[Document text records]
- - - -

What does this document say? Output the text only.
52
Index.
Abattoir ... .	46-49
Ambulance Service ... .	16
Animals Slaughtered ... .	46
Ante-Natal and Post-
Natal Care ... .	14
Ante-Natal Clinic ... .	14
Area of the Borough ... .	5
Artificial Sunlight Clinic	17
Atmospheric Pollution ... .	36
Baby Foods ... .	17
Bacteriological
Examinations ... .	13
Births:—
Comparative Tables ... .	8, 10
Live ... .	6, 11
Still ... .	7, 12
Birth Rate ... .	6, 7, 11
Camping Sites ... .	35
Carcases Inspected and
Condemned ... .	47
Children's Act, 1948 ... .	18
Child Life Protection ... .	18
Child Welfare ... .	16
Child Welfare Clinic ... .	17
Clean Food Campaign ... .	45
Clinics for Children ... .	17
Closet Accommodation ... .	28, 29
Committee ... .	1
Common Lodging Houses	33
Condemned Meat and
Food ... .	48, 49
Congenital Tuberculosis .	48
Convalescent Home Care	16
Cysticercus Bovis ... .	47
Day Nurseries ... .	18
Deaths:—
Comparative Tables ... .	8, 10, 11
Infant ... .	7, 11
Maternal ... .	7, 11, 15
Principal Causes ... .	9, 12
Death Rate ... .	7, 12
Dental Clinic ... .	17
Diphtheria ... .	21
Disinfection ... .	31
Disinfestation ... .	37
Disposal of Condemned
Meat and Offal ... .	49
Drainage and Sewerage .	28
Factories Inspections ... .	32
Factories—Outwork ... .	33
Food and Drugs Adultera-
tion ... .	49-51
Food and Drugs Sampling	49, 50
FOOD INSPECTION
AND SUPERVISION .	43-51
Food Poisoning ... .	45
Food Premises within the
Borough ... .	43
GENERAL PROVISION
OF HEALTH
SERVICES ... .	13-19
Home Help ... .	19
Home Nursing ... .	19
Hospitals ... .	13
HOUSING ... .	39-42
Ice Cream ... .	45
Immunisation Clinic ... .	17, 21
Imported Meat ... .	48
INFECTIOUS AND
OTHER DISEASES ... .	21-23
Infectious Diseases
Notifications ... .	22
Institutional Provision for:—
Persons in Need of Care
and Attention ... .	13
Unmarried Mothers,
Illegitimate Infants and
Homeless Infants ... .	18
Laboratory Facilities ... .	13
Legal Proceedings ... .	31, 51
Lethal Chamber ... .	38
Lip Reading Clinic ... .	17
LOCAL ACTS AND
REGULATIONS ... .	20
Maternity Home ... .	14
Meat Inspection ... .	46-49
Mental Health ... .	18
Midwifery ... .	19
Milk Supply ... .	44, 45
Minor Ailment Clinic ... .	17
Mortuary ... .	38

- - - -

> [WORK ORDER]: The data above is to be given again, with every line exact.

> [ANSWER FOR THIS EXERCISE]:
What does this document say? Output the text only.
52
Index.
Abattoir ... .	46-49
Ambulance Service ... .	16
Animals Slaughtered ... .	46
Ante-Natal and Post-
Natal Care ... .	14
Ante-Natal Clinic ... .	14
Area of the Borough ... .	5
Artificial Sunlight Clinic	17
Atmospheric Pollution ... .	36
Baby Foods ... .	17
Bacteriological
Examinations ... .	13
Births:—
Comparative Tables ... .	8, 10
Live ... .	6, 11
Still ... .	7, 12
Birth Rate ... .	6, 7, 11
Camping Sites ... .	35
Carcases Inspected and
Condemned ... .	47
Children's Act, 1948 ... .	18
Child Life Protection ... .	18
Child Welfare ... .	16
Child Welfare Clinic ... .	17
Clean Food Campaign ... .	45
Clinics for Children ... .	17
Closet Accommodation ... .	28, 29
Committee ... .	1
Common Lodging Houses	33
Condemned Meat and
Food ... .	48, 49
Congenital Tuberculosis .	48
Convalescent Home Care	16
Cysticercus Bovis ... .	47
Day Nurseries ... .	18
Deaths:—
Comparative Tables ... .	8, 10, 11
Infant ... .	7, 11
Maternal ... .	7, 11, 15
Principal Causes ... .	9, 12
Death Rate ... .	7, 12
Dental Clinic ... .	17
Diphtheria ... .	21
Disinfection ... .	31
Disinfestation ... .	37
Disposal of Condemned
Meat and Offal ... .	49
Drainage and Sewerage .	28
Factories Inspections ... .	32
Factories—Outwork ... .	33
Food and Drugs Adultera-
tion ... .	49-51
Food and Drugs Sampling	49, 50
FOOD INSPECTION
AND SUPERVISION .	43-51
Food Poisoning ... .	45
Food Premises within the
Borough ... .	43
GENERAL PROVISION
OF HEALTH
SERVICES ... .	13-19
Home Help ... .	19
Home Nursing ... .	19
Hospitals ... .	13
HOUSING ... .	39-42
Ice Cream ... .	45
Immunisation Clinic ... .	17, 21
Imported Meat ... .	48
INFECTIOUS AND
OTHER DISEASES ... .	21-23
Infectious Diseases
Notifications ... .	22
Institutional Provision for:—
Persons in Need of Care
and Attention ... .	13
Unmarried Mothers,
Illegitimate Infants and
Homeless Infants ... .	18
Laboratory Facilities ... .	13
Legal Proceedings ... .	31, 51
Lethal Chamber ... .	38
Lip Reading Clinic ... .	17
LOCAL ACTS AND
REGULATIONS ... .	20
Maternity Home ... .	14
Meat Inspection ... .	46-49
Mental Health ... .	18
Midwifery ... .	19
Milk Supply ... .	44, 45
Minor Ailment Clinic ... .	17
Mortuary ... .	38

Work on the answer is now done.